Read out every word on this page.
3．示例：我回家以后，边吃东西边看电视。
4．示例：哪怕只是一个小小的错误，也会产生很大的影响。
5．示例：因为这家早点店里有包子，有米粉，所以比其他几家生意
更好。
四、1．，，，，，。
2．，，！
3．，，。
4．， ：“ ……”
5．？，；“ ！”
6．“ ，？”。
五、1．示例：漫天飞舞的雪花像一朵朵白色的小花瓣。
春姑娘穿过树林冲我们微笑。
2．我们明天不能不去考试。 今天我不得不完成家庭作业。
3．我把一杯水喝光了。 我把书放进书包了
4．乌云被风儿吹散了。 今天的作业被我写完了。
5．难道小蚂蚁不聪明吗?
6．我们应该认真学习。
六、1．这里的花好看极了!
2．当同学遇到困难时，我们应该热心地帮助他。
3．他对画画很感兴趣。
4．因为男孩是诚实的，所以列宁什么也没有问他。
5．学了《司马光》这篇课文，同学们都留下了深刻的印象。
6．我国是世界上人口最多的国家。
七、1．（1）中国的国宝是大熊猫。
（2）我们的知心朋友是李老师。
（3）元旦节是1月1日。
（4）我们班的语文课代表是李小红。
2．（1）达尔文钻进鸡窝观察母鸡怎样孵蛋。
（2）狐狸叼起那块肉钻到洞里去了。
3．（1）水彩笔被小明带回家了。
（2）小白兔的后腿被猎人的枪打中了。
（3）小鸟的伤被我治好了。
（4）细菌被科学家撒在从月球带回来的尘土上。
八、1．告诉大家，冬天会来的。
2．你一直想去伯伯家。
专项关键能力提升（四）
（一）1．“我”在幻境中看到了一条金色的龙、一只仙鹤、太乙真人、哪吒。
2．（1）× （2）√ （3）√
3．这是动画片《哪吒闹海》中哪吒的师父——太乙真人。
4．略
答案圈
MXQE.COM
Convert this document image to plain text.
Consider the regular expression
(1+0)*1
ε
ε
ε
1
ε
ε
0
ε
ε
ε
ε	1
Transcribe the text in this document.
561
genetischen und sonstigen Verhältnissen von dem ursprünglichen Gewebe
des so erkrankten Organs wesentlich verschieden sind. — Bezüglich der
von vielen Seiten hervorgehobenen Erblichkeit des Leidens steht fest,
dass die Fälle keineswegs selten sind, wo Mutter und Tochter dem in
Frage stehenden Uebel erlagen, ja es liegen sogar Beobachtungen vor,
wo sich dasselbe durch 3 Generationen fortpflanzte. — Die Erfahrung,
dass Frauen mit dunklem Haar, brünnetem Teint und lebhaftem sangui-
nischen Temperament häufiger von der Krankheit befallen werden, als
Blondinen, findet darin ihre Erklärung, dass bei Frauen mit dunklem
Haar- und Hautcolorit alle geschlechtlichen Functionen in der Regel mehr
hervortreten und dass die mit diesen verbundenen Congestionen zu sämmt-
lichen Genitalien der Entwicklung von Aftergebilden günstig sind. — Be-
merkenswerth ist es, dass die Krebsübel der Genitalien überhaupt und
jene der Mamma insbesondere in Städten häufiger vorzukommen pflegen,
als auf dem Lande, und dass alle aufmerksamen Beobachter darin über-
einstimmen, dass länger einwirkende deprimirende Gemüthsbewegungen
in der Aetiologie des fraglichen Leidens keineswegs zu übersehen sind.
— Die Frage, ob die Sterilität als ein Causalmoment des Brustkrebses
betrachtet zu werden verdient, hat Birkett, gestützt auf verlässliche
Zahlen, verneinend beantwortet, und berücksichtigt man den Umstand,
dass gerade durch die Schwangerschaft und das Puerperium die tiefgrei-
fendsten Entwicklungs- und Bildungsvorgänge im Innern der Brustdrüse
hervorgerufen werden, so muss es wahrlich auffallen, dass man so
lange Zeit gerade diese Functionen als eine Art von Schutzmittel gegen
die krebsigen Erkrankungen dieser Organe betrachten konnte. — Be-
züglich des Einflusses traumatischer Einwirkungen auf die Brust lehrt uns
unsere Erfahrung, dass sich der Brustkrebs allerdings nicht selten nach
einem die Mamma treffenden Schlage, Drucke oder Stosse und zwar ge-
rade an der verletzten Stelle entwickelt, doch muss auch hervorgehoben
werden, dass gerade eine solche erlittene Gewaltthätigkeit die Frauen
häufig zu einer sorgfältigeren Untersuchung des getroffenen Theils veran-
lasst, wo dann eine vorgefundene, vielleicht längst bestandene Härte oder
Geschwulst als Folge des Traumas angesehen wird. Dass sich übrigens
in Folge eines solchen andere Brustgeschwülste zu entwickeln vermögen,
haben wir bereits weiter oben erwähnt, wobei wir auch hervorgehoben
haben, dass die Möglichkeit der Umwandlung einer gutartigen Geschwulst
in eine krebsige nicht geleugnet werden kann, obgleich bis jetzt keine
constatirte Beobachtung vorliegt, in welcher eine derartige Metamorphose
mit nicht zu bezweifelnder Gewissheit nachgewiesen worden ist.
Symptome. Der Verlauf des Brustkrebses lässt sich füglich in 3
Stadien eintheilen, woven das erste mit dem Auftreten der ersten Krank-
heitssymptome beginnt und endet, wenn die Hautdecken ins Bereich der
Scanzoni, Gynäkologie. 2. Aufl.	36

----

• **WHAT TO WORK ON**:
Copy the material above, line for line.

• **ANSWER TO THIS TASK**:
Read out every word on this page.
3．示例：我回家以后，边吃东西边看电视。
4．示例：哪怕只是一个小小的错误，也会产生很大的影响。
5．示例：因为这家早点店里有包子，有米粉，所以比其他几家生意
更好。
四、1．，，，，，。
2．，，！
3．，，。
4．， ：“ ……”
5．？，；“ ！”
6．“ ，？”。
五、1．示例：漫天飞舞的雪花像一朵朵白色的小花瓣。
春姑娘穿过树林冲我们微笑。
2．我们明天不能不去考试。 今天我不得不完成家庭作业。
3．我把一杯水喝光了。 我把书放进书包了
4．乌云被风儿吹散了。 今天的作业被我写完了。
5．难道小蚂蚁不聪明吗?
6．我们应该认真学习。
六、1．这里的花好看极了!
2．当同学遇到困难时，我们应该热心地帮助他。
3．他对画画很感兴趣。
4．因为男孩是诚实的，所以列宁什么也没有问他。
5．学了《司马光》这篇课文，同学们都留下了深刻的印象。
6．我国是世界上人口最多的国家。
七、1．（1）中国的国宝是大熊猫。
（2）我们的知心朋友是李老师。
（3）元旦节是1月1日。
（4）我们班的语文课代表是李小红。
2．（1）达尔文钻进鸡窝观察母鸡怎样孵蛋。
（2）狐狸叼起那块肉钻到洞里去了。
3．（1）水彩笔被小明带回家了。
（2）小白兔的后腿被猎人的枪打中了。
（3）小鸟的伤被我治好了。
（4）细菌被科学家撒在从月球带回来的尘土上。
八、1．告诉大家，冬天会来的。
2．你一直想去伯伯家。
专项关键能力提升（四）
（一）1．“我”在幻境中看到了一条金色的龙、一只仙鹤、太乙真人、哪吒。
2．（1）× （2）√ （3）√
3．这是动画片《哪吒闹海》中哪吒的师父——太乙真人。
4．略
答案圈
MXQE.COM
Convert this document image to plain text.
Consider the regular expression
(1+0)*1
ε
ε
ε
1
ε
ε
0
ε
ε
ε
ε	1
Transcribe the text in this document.
561
genetischen und sonstigen Verhältnissen von dem ursprünglichen Gewebe
des so erkrankten Organs wesentlich verschieden sind. — Bezüglich der
von vielen Seiten hervorgehobenen Erblichkeit des Leidens steht fest,
dass die Fälle keineswegs selten sind, wo Mutter und Tochter dem in
Frage stehenden Uebel erlagen, ja es liegen sogar Beobachtungen vor,
wo sich dasselbe durch 3 Generationen fortpflanzte. — Die Erfahrung,
dass Frauen mit dunklem Haar, brünnetem Teint und lebhaftem sangui-
nischen Temperament häufiger von der Krankheit befallen werden, als
Blondinen, findet darin ihre Erklärung, dass bei Frauen mit dunklem
Haar- und Hautcolorit alle geschlechtlichen Functionen in der Regel mehr
hervortreten und dass die mit diesen verbundenen Congestionen zu sämmt-
lichen Genitalien der Entwicklung von Aftergebilden günstig sind. — Be-
merkenswerth ist es, dass die Krebsübel der Genitalien überhaupt und
jene der Mamma insbesondere in Städten häufiger vorzukommen pflegen,
als auf dem Lande, und dass alle aufmerksamen Beobachter darin über-
einstimmen, dass länger einwirkende deprimirende Gemüthsbewegungen
in der Aetiologie des fraglichen Leidens keineswegs zu übersehen sind.
— Die Frage, ob die Sterilität als ein Causalmoment des Brustkrebses
betrachtet zu werden verdient, hat Birkett, gestützt auf verlässliche
Zahlen, verneinend beantwortet, und berücksichtigt man den Umstand,
dass gerade durch die Schwangerschaft und das Puerperium die tiefgrei-
fendsten Entwicklungs- und Bildungsvorgänge im Innern der Brustdrüse
hervorgerufen werden, so muss es wahrlich auffallen, dass man so
lange Zeit gerade diese Functionen als eine Art von Schutzmittel gegen
die krebsigen Erkrankungen dieser Organe betrachten konnte. — Be-
züglich des Einflusses traumatischer Einwirkungen auf die Brust lehrt uns
unsere Erfahrung, dass sich der Brustkrebs allerdings nicht selten nach
einem die Mamma treffenden Schlage, Drucke oder Stosse und zwar ge-
rade an der verletzten Stelle entwickelt, doch muss auch hervorgehoben
werden, dass gerade eine solche erlittene Gewaltthätigkeit die Frauen
häufig zu einer sorgfältigeren Untersuchung des getroffenen Theils veran-
lasst, wo dann eine vorgefundene, vielleicht längst bestandene Härte oder
Geschwulst als Folge des Traumas angesehen wird. Dass sich übrigens
in Folge eines solchen andere Brustgeschwülste zu entwickeln vermögen,
haben wir bereits weiter oben erwähnt, wobei wir auch hervorgehoben
haben, dass die Möglichkeit der Umwandlung einer gutartigen Geschwulst
in eine krebsige nicht geleugnet werden kann, obgleich bis jetzt keine
constatirte Beobachtung vorliegt, in welcher eine derartige Metamorphose
mit nicht zu bezweifelnder Gewissheit nachgewiesen worden ist.
Symptome. Der Verlauf des Brustkrebses lässt sich füglich in 3
Stadien eintheilen, woven das erste mit dem Auftreten der ersten Krank-
heitssymptome beginnt und endet, wenn die Hautdecken ins Bereich der
Scanzoni, Gynäkologie. 2. Aufl.	36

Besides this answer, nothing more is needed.